Por 17 de octubre de 2020 diciembre 23rd, 2020 Sin comentarios

Roberto Herrscher

En plena Guerra Civil española, la República encargó a los dos principales pintores de la época sendos murales para el pabellón español en la exposición universal de París. Pablo Picasso pintó el Gernika; Joan Miró, la imponente estampa de un orgulloso campesino catalán transformado en miliciano: El segador.

El Gernika fue transportado a Nueva York, y con la vuelta de la democracia a España se instaló con gran pompa en el Museo Reina Sofía de Madrid. Ahora es un símbolo de los horrores de la guerra en general y del fascismo en particular. Es parte de la memoria colectiva de occidente.

 El segador, en cambio, desapareció sin dejar rastro. Cuando desmontaron el pabellón en París, el cuadro se esfumó. Quedan fotos de Miró subido a un andamio, manchado de pintura, trabajando en su gran lienzo.

 ¿Quién se acuerda hoy de que Miró, despreciado por muchos militantes del ‘arte comprometido’ como un pintor abstracto y metido en su colorido mundo interno, se jugó también por la República? Los tópicos son difíciles de borrar, y el mito del Miró ‘infantil’ ya casi se convirtió en un chiste: ¿quién no dijo, creyéndose ingenioso, que esos círculos de colores primarios los podría dibujar un niño de seis años?

La primera edición de este ensayo la escribí y publiqué en 2012, porque ese año, Londres, Barcelona y Washington se unieron para terminar con ese desprecio. Vuelvo ahora a estas ideas sobre el luchador tranquilo, el indignado discreto, porque siento que siguen diciendo algo que se me hace importante.

Yo había visitado varias veces antes el Museo Miró de Barcelona y conocía – o creía que conocía – su obra. Pero ese año, la exposición de la “vuelta a casa” de gran parte de la obra del genio a su ciudad, las charlas y conferencias y la exposición paralela de carteles me descubrieron al artista tímido que desde entonces, para mí fue el más valioso entre tantos egos sueltos.

- Material de consulta:
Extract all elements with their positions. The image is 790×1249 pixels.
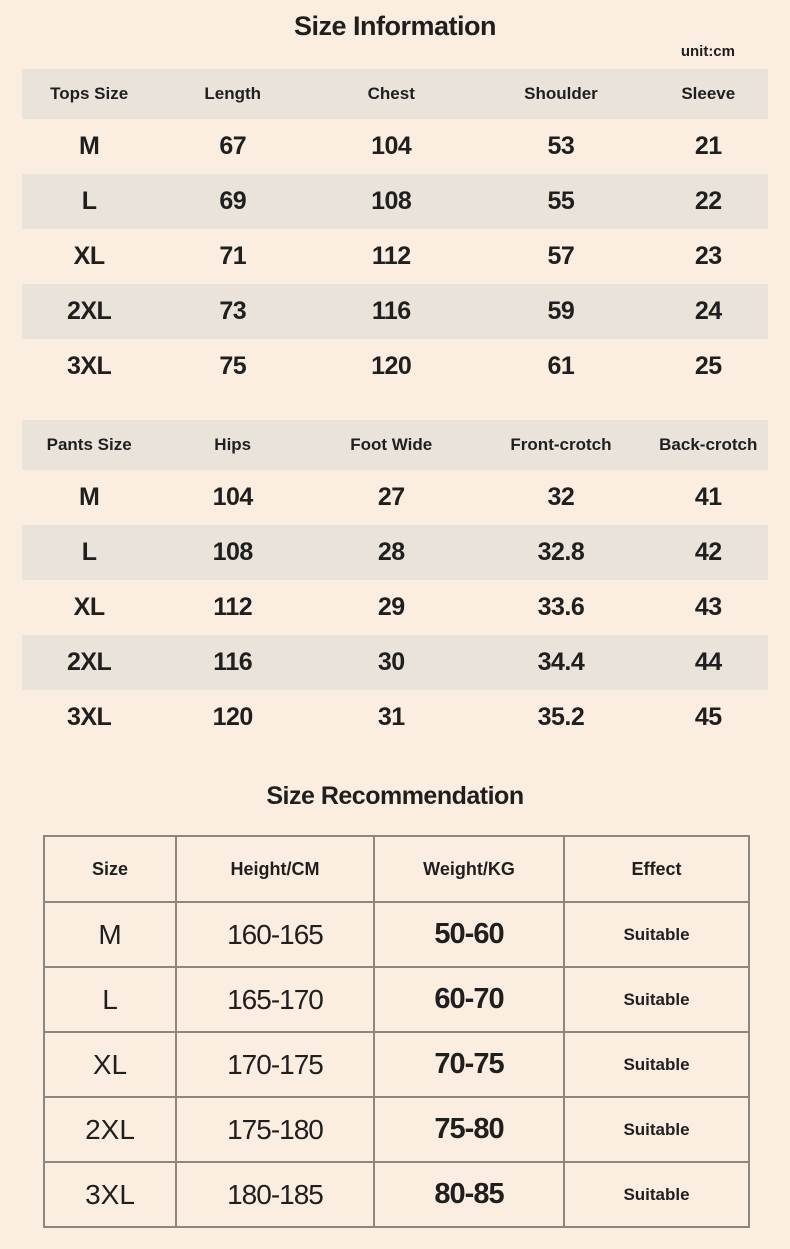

- Enunciado del problema:
Devuelve literalmente el pasaje del texto sobre Miró que va desde "El segador, en" hasta "su gran lienzo.", incluidas ambas partes.

- Respuesta del ejercicio:
El segador, en cambio, desapareció sin dejar rastro. Cuando desmontaron el pabellón en París, el cuadro se esfumó. Quedan fotos de Miró subido a un andamio, manchado de pintura, trabajando en su gran lienzo.